RECORDS SHOWN:
▼

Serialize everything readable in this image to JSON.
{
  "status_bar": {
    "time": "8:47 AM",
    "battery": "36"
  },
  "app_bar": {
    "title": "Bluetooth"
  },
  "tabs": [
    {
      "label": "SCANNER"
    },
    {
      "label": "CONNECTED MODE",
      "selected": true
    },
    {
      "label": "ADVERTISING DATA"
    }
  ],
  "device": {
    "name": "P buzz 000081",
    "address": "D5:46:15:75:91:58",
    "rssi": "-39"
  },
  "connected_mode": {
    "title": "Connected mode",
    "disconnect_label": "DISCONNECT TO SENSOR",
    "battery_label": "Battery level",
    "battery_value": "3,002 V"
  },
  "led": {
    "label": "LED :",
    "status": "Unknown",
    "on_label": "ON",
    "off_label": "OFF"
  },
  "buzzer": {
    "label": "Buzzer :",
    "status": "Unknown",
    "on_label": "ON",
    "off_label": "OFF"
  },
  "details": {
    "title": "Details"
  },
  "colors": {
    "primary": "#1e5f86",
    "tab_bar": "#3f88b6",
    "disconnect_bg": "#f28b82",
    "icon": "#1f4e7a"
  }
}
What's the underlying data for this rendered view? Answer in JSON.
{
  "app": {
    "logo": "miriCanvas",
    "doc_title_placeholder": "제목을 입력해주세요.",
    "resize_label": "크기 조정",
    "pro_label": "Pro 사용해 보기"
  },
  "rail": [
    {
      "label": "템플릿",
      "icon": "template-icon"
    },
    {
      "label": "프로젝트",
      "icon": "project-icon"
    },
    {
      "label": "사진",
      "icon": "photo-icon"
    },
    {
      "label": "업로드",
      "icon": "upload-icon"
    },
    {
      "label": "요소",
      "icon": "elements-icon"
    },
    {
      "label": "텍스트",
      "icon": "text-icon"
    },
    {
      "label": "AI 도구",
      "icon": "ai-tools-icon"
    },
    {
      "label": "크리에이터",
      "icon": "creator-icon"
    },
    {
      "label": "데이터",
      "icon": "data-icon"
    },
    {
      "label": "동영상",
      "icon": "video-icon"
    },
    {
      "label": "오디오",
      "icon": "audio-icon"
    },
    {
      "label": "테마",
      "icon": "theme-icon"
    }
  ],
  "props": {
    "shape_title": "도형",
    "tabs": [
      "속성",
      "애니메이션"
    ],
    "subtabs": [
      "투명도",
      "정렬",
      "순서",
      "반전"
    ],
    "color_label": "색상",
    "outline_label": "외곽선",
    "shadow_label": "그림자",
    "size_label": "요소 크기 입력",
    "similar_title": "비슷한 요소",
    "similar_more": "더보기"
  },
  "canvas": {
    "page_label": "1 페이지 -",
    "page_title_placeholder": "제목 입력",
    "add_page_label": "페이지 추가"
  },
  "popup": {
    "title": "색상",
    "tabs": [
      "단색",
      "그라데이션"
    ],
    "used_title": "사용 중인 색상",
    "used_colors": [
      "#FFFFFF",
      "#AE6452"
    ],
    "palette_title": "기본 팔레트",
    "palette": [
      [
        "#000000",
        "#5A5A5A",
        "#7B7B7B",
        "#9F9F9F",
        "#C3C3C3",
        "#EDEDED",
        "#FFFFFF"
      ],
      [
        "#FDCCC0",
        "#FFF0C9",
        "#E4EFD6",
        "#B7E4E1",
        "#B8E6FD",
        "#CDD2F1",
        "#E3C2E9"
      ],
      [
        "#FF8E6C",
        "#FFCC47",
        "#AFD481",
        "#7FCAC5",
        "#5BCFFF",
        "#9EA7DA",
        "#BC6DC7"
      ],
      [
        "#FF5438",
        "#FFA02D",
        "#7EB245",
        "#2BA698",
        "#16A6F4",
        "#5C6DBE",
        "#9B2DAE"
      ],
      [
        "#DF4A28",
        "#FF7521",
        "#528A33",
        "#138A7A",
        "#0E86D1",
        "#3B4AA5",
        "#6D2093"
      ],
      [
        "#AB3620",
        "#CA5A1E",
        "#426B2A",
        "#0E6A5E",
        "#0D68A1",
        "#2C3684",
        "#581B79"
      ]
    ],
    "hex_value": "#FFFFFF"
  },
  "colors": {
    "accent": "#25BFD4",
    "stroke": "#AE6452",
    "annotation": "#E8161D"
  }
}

▲

GIVEN EXERCISE: All lines holding the word "JSON" should be picked out and copied.

CORRECT OUTPUT:
Serialize everything readable in this image to JSON.
What's the underlying data for this rendered view? Answer in JSON.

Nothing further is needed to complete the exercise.